Request:
Wherever a line holds the string "Sigma", copy that line.

______________________________

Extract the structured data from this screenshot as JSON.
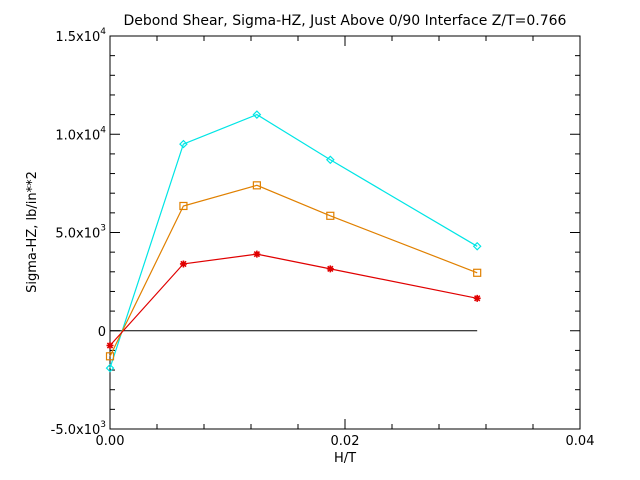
{
  "chart_data": {
    "type": "line",
    "title": "Debond Shear, Sigma-HZ, Just Above 0/90 Interface Z/T=0.766",
    "xlabel": "H/T",
    "ylabel": "Sigma-HZ,  lb/in**2",
    "xlim": [
      0.0,
      0.04
    ],
    "ylim": [
      -5000,
      15000
    ],
    "x_ticks": [
      {
        "value": 0.0,
        "label": "0.00"
      },
      {
        "value": 0.02,
        "label": "0.02"
      },
      {
        "value": 0.04,
        "label": "0.04"
      }
    ],
    "y_ticks": [
      {
        "value": -5000,
        "mantissa": "-5.0x10",
        "exp": "3"
      },
      {
        "value": 0,
        "mantissa": "0",
        "exp": ""
      },
      {
        "value": 5000,
        "mantissa": "5.0x10",
        "exp": "3"
      },
      {
        "value": 10000,
        "mantissa": "1.0x10",
        "exp": "4"
      },
      {
        "value": 15000,
        "mantissa": "1.5x10",
        "exp": "4"
      }
    ],
    "zero_line": {
      "x_start": 0.0,
      "x_end": 0.03125
    },
    "grid": false,
    "series": [
      {
        "color": "#00e5e5",
        "marker": "diamond",
        "x": [
          0.0,
          0.00625,
          0.0125,
          0.01875,
          0.03125
        ],
        "y": [
          -1900,
          9500,
          11000,
          8700,
          4300
        ]
      },
      {
        "color": "#e08000",
        "marker": "square",
        "x": [
          0.0,
          0.00625,
          0.0125,
          0.01875,
          0.03125
        ],
        "y": [
          -1300,
          6350,
          7400,
          5850,
          2950
        ]
      },
      {
        "color": "#e00000",
        "marker": "asterisk",
        "x": [
          0.0,
          0.00625,
          0.0125,
          0.01875,
          0.03125
        ],
        "y": [
          -750,
          3400,
          3900,
          3150,
          1650
        ]
      }
    ]
  }
}
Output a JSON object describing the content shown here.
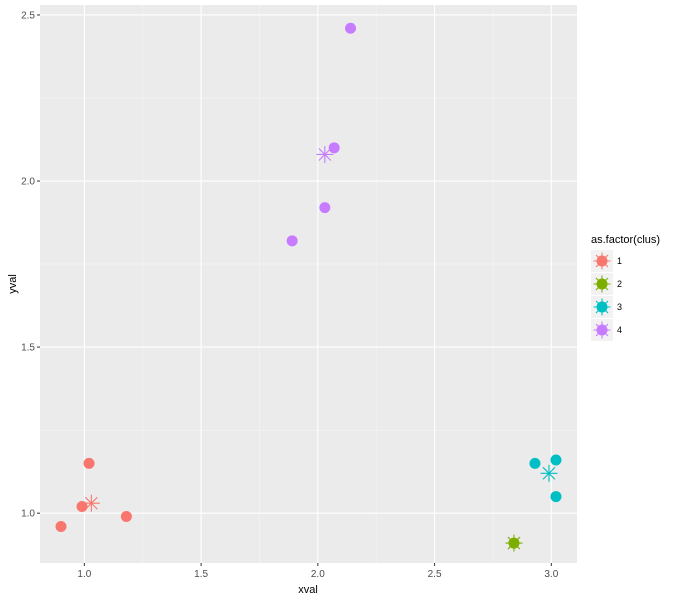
{
  "chart_data": {
    "type": "scatter",
    "xlabel": "xval",
    "ylabel": "yval",
    "xlim": [
      0.81,
      3.11
    ],
    "ylim": [
      0.85,
      2.53
    ],
    "x_ticks": [
      1.0,
      1.5,
      2.0,
      2.5,
      3.0
    ],
    "x_tick_labels": [
      "1.0",
      "1.5",
      "2.0",
      "2.5",
      "3.0"
    ],
    "y_ticks": [
      1.0,
      1.5,
      2.0,
      2.5
    ],
    "y_tick_labels": [
      "1.0",
      "1.5",
      "2.0",
      "2.5"
    ],
    "grid": true,
    "legend": {
      "title": "as.factor(clus)",
      "placement": "right",
      "entries": [
        "1",
        "2",
        "3",
        "4"
      ]
    },
    "series": [
      {
        "name": "1",
        "color": "#F8766D",
        "points": [
          [
            0.9,
            0.96
          ],
          [
            0.99,
            1.02
          ],
          [
            1.02,
            1.15
          ],
          [
            1.18,
            0.99
          ]
        ],
        "center": [
          1.03,
          1.03
        ]
      },
      {
        "name": "2",
        "color": "#7CAE00",
        "points": [
          [
            2.84,
            0.91
          ]
        ],
        "center": [
          2.84,
          0.91
        ]
      },
      {
        "name": "3",
        "color": "#00BFC4",
        "points": [
          [
            2.93,
            1.15
          ],
          [
            3.02,
            1.16
          ],
          [
            3.02,
            1.05
          ]
        ],
        "center": [
          2.99,
          1.12
        ]
      },
      {
        "name": "4",
        "color": "#C77CFF",
        "points": [
          [
            1.89,
            1.82
          ],
          [
            2.03,
            1.92
          ],
          [
            2.07,
            2.1
          ],
          [
            2.14,
            2.46
          ]
        ],
        "center": [
          2.03,
          2.08
        ]
      }
    ]
  },
  "colors": {
    "panel_background": "#EBEBEB",
    "grid_major": "#FFFFFF",
    "grid_minor": "#F5F5F5"
  }
}
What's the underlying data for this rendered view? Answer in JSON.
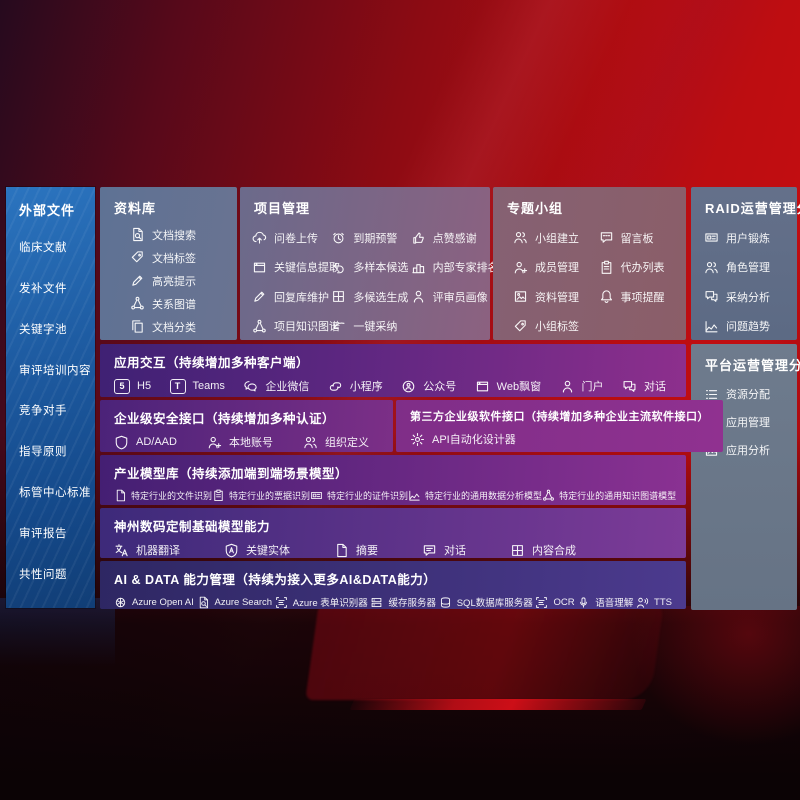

______________________________

Result for this task:
    "title": "Debond Shear, Sigma-HZ, Just Above 0/90 Interface Z/T=0.766",
    "ylabel": "Sigma-HZ,  lb/in**2",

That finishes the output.